* start *

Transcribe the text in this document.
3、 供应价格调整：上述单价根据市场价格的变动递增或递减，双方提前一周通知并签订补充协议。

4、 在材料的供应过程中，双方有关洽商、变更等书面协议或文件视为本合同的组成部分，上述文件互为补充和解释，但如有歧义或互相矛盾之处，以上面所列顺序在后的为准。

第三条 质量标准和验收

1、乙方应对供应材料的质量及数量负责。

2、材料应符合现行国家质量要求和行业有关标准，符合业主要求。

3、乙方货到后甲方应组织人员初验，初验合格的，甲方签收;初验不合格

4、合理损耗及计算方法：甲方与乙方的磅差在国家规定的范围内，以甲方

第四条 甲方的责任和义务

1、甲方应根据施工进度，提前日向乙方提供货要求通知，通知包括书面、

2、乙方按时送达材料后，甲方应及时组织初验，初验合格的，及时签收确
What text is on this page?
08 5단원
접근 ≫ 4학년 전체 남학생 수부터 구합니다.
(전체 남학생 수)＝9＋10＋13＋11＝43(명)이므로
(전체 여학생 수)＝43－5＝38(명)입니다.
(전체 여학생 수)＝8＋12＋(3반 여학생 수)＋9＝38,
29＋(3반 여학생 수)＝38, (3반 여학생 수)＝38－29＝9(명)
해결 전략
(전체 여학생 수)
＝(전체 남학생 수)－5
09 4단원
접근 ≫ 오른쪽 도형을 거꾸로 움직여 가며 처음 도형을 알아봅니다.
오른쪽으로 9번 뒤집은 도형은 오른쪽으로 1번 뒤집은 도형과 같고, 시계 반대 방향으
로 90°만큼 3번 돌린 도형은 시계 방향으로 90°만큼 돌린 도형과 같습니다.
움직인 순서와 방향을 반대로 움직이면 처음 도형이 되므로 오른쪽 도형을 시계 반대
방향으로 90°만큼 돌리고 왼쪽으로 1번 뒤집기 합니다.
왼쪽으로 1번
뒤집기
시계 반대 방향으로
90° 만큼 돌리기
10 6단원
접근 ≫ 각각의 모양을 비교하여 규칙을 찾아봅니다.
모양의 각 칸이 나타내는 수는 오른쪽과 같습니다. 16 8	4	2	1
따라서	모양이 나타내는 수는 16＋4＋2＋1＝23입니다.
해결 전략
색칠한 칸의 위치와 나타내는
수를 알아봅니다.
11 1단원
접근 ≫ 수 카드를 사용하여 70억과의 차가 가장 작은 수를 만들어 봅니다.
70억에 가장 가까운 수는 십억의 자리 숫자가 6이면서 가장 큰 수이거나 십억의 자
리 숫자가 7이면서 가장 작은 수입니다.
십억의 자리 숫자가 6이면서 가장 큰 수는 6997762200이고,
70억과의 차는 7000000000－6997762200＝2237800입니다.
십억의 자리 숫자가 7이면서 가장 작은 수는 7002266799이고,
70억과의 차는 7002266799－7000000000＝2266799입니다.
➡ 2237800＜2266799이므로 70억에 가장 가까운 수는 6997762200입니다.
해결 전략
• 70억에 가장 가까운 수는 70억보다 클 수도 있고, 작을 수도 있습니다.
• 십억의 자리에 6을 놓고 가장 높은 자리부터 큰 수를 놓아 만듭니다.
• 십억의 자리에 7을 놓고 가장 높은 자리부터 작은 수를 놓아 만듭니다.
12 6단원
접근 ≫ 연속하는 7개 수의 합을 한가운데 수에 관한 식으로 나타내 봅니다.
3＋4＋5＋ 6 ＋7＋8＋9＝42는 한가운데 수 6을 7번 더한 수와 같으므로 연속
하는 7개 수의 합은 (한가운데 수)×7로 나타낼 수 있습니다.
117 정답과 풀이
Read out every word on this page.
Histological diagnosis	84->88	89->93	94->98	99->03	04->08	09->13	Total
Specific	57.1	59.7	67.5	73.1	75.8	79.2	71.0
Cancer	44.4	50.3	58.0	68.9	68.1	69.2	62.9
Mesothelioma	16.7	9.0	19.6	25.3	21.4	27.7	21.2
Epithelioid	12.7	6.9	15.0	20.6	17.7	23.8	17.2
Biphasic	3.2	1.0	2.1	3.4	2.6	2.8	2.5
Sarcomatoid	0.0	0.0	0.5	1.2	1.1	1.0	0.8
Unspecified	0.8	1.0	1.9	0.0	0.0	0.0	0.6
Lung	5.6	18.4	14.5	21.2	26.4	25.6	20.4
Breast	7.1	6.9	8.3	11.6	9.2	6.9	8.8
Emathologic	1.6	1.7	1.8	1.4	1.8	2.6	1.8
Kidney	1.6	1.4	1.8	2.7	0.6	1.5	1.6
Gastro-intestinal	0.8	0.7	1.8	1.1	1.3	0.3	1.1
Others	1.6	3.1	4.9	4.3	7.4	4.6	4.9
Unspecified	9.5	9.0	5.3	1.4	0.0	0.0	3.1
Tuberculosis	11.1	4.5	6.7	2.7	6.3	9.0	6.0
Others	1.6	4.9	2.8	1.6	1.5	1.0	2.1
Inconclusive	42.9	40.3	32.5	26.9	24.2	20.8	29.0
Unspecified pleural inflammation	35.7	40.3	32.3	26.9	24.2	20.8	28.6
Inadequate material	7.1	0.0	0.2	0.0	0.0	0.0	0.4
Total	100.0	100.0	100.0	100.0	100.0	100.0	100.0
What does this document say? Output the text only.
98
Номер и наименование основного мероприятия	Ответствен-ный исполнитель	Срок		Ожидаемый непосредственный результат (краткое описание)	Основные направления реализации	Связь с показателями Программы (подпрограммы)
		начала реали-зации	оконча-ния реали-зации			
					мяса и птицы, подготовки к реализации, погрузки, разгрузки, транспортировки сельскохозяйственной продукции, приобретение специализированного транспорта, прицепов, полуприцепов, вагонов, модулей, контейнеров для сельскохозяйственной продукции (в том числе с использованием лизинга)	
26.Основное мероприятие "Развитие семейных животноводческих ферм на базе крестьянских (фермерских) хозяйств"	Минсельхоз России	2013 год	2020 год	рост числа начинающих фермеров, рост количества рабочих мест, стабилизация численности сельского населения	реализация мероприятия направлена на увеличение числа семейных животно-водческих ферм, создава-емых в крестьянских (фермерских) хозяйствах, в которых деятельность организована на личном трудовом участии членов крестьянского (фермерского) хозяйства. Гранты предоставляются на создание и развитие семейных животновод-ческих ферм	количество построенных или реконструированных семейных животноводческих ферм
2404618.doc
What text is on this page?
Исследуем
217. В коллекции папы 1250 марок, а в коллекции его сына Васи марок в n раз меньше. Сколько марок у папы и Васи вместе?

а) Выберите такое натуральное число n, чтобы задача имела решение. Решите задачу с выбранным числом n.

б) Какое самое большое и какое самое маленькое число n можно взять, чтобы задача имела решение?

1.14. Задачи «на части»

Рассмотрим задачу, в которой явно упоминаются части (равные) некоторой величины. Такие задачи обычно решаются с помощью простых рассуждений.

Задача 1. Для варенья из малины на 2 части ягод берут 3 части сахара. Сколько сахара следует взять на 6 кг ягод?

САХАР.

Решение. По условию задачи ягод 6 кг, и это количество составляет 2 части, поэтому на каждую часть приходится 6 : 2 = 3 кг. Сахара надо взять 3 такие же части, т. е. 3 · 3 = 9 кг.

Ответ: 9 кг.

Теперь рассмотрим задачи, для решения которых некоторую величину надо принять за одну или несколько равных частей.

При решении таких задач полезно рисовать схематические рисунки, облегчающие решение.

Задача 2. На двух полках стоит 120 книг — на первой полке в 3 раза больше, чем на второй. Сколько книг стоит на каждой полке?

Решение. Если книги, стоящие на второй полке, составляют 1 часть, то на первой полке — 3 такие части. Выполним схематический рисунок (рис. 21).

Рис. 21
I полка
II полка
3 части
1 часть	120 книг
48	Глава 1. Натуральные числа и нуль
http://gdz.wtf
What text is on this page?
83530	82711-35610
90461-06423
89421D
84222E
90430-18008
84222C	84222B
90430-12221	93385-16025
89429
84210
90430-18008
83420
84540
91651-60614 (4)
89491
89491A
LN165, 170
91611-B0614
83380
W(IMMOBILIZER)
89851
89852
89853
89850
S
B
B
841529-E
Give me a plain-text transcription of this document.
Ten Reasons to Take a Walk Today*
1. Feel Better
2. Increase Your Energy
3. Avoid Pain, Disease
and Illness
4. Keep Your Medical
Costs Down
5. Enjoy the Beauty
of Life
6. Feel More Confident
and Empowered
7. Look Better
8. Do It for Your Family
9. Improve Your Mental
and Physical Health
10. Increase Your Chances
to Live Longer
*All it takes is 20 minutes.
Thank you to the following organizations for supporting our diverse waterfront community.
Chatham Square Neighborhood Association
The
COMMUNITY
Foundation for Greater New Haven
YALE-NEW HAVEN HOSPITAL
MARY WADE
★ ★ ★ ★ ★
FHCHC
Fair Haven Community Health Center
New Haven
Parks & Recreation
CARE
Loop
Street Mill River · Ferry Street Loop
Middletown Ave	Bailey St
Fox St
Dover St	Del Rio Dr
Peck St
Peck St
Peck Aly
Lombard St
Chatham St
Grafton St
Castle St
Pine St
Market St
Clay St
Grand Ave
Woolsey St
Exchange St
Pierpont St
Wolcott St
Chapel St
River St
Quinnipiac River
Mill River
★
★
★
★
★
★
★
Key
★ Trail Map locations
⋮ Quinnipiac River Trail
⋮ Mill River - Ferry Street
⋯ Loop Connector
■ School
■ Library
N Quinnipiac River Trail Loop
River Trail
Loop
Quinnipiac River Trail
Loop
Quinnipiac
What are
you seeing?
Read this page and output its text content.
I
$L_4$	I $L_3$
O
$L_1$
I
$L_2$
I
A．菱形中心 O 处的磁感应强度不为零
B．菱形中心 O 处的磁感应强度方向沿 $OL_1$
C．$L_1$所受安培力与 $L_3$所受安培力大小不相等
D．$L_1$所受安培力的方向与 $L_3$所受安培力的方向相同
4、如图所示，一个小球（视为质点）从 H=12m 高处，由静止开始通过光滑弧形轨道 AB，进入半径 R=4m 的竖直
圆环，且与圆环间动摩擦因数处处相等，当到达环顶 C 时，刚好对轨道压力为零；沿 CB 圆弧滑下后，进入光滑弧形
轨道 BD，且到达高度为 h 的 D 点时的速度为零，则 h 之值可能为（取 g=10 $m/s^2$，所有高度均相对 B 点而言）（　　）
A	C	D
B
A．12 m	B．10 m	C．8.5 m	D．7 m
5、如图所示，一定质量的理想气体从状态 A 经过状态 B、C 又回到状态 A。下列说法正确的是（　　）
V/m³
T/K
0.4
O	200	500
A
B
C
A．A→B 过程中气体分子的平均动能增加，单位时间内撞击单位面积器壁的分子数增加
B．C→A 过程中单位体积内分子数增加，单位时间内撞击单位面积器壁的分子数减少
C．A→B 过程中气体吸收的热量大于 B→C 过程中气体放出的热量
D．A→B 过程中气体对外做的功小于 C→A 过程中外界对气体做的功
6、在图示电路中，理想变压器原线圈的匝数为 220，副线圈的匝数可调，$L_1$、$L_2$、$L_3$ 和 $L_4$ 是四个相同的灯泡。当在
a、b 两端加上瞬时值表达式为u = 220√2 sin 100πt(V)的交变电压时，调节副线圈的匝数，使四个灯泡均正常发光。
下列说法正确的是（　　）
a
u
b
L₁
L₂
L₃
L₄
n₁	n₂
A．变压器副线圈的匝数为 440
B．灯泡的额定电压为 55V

* end *

▸ Exercise directions
Find how many lines in the material hold the word "второй" and state that number alone.

▸ Exercise response
2